§ Problem: Please give the data below again in full, exactly as it stands.

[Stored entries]
[Begin]

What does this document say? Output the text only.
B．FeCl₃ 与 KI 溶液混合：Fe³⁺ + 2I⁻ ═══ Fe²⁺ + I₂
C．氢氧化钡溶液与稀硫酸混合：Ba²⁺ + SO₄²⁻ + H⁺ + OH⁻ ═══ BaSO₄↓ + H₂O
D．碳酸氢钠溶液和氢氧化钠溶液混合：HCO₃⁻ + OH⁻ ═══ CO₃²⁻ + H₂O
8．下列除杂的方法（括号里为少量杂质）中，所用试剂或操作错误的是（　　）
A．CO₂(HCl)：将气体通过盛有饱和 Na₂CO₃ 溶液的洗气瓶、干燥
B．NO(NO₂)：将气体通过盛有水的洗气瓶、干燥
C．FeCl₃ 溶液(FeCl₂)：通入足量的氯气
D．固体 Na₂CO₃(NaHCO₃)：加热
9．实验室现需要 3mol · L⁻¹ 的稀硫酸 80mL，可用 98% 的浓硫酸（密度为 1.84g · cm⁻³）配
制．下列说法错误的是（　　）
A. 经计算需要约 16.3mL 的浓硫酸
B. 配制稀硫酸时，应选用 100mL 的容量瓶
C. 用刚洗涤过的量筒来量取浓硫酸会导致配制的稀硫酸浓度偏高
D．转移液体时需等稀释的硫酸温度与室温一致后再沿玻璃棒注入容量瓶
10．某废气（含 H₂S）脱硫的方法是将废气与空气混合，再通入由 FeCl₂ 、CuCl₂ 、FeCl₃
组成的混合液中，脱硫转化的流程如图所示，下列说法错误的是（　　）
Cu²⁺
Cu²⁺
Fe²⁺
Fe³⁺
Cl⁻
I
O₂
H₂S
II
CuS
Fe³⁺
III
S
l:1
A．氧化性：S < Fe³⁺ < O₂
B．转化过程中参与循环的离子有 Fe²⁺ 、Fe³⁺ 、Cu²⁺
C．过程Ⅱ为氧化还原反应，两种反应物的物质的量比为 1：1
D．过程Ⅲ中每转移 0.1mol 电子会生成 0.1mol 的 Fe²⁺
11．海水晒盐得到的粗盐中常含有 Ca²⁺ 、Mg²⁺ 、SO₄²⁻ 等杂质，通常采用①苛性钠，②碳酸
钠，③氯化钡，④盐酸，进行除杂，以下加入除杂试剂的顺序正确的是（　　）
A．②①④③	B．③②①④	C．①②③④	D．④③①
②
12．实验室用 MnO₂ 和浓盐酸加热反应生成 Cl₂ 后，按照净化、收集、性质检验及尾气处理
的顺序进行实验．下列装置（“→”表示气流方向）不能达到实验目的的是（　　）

[End]

§ Written reply:
What does this document say? Output the text only.
B．FeCl₃ 与 KI 溶液混合：Fe³⁺ + 2I⁻ ═══ Fe²⁺ + I₂
C．氢氧化钡溶液与稀硫酸混合：Ba²⁺ + SO₄²⁻ + H⁺ + OH⁻ ═══ BaSO₄↓ + H₂O
D．碳酸氢钠溶液和氢氧化钠溶液混合：HCO₃⁻ + OH⁻ ═══ CO₃²⁻ + H₂O
8．下列除杂的方法（括号里为少量杂质）中，所用试剂或操作错误的是（　　）
A．CO₂(HCl)：将气体通过盛有饱和 Na₂CO₃ 溶液的洗气瓶、干燥
B．NO(NO₂)：将气体通过盛有水的洗气瓶、干燥
C．FeCl₃ 溶液(FeCl₂)：通入足量的氯气
D．固体 Na₂CO₃(NaHCO₃)：加热
9．实验室现需要 3mol · L⁻¹ 的稀硫酸 80mL，可用 98% 的浓硫酸（密度为 1.84g · cm⁻³）配
制．下列说法错误的是（　　）
A. 经计算需要约 16.3mL 的浓硫酸
B. 配制稀硫酸时，应选用 100mL 的容量瓶
C. 用刚洗涤过的量筒来量取浓硫酸会导致配制的稀硫酸浓度偏高
D．转移液体时需等稀释的硫酸温度与室温一致后再沿玻璃棒注入容量瓶
10．某废气（含 H₂S）脱硫的方法是将废气与空气混合，再通入由 FeCl₂ 、CuCl₂ 、FeCl₃
组成的混合液中，脱硫转化的流程如图所示，下列说法错误的是（　　）
Cu²⁺
Cu²⁺
Fe²⁺
Fe³⁺
Cl⁻
I
O₂
H₂S
II
CuS
Fe³⁺
III
S
l:1
A．氧化性：S < Fe³⁺ < O₂
B．转化过程中参与循环的离子有 Fe²⁺ 、Fe³⁺ 、Cu²⁺
C．过程Ⅱ为氧化还原反应，两种反应物的物质的量比为 1：1
D．过程Ⅲ中每转移 0.1mol 电子会生成 0.1mol 的 Fe²⁺
11．海水晒盐得到的粗盐中常含有 Ca²⁺ 、Mg²⁺ 、SO₄²⁻ 等杂质，通常采用①苛性钠，②碳酸
钠，③氯化钡，④盐酸，进行除杂，以下加入除杂试剂的顺序正确的是（　　）
A．②①④③	B．③②①④	C．①②③④	D．④③①
②
12．实验室用 MnO₂ 和浓盐酸加热反应生成 Cl₂ 后，按照净化、收集、性质检验及尾气处理
的顺序进行实验．下列装置（“→”表示气流方向）不能达到实验目的的是（　　）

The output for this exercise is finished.